WHAT YOU HAVE TO DO →
Find the lines with "Comparisons" in them and copy them out.

Dataset items

'''

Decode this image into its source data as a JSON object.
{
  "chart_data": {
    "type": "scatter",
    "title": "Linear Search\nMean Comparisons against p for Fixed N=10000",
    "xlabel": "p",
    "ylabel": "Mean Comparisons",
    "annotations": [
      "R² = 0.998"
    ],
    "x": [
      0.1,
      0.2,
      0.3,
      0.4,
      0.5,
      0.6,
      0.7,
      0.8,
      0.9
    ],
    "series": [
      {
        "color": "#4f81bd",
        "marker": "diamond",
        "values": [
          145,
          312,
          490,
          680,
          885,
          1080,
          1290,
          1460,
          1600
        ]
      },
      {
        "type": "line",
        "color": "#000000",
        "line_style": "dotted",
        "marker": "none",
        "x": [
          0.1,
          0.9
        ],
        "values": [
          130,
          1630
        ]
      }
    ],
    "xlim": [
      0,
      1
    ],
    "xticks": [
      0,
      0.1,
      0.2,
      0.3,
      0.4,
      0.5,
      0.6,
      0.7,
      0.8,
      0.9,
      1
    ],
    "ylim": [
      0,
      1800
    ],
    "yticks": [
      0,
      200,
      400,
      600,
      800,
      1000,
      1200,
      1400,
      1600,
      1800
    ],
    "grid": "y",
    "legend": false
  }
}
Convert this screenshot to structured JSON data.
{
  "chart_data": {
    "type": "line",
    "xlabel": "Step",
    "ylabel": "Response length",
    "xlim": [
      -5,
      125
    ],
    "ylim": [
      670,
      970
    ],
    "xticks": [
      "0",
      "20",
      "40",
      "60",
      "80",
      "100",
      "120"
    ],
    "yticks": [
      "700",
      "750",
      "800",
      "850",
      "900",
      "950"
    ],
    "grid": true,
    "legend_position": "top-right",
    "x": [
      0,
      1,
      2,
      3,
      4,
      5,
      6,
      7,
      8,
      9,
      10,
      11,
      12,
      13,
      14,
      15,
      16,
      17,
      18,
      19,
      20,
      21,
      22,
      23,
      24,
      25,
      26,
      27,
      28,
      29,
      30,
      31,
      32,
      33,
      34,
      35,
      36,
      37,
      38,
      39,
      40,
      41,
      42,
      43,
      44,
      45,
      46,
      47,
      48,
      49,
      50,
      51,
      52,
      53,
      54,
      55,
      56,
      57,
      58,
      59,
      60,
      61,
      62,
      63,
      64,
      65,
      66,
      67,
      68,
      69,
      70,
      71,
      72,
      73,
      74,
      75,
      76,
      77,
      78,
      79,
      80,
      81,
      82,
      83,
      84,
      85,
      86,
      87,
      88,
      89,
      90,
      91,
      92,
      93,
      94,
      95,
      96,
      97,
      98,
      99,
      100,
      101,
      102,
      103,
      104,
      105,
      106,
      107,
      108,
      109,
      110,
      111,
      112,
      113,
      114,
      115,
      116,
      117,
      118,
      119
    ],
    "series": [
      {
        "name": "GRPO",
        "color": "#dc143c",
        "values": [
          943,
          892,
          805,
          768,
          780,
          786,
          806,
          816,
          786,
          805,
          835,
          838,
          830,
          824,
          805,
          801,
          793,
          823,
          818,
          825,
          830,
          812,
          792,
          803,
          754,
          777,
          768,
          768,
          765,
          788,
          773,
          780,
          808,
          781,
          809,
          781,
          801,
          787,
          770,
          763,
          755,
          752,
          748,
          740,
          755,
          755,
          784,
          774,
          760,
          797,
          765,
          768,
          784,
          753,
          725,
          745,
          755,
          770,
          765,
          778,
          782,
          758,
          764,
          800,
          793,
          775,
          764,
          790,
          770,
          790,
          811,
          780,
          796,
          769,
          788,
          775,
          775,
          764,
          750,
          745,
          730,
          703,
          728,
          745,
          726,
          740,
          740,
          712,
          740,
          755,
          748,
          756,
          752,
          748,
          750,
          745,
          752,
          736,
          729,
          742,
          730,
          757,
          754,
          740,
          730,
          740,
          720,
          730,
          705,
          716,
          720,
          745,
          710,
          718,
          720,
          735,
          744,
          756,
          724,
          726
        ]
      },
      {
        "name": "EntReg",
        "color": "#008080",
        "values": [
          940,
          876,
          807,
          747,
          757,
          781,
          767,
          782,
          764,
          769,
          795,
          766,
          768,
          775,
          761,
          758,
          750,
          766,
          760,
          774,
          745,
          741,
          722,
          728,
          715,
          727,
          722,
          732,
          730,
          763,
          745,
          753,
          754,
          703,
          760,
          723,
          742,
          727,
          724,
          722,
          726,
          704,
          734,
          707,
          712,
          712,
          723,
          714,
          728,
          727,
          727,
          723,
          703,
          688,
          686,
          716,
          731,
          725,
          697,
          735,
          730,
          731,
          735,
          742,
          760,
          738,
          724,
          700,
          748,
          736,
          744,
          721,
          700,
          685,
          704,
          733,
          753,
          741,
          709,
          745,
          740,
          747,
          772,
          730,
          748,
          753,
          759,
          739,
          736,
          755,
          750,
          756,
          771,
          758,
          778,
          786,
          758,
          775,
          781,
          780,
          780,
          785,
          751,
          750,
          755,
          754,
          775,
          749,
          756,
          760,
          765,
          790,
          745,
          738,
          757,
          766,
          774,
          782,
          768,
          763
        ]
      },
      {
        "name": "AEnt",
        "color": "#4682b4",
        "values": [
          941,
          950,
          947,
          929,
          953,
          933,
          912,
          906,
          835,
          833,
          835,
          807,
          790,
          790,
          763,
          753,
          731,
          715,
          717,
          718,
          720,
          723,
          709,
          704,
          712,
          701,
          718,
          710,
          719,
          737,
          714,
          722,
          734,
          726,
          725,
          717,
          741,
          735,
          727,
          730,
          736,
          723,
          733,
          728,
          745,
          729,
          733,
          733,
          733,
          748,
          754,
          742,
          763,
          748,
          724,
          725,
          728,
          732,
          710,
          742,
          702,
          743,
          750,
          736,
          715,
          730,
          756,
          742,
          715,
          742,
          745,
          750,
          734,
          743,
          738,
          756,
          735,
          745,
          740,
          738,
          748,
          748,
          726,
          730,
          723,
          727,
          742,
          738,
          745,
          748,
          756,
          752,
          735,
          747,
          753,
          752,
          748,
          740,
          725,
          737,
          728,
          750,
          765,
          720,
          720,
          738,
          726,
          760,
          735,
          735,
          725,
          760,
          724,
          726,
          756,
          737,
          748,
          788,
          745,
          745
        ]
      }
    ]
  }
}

'''

WORKED ANSWER →
    "title": "Linear Search\nMean Comparisons against p for Fixed N=10000",
    "ylabel": "Mean Comparisons",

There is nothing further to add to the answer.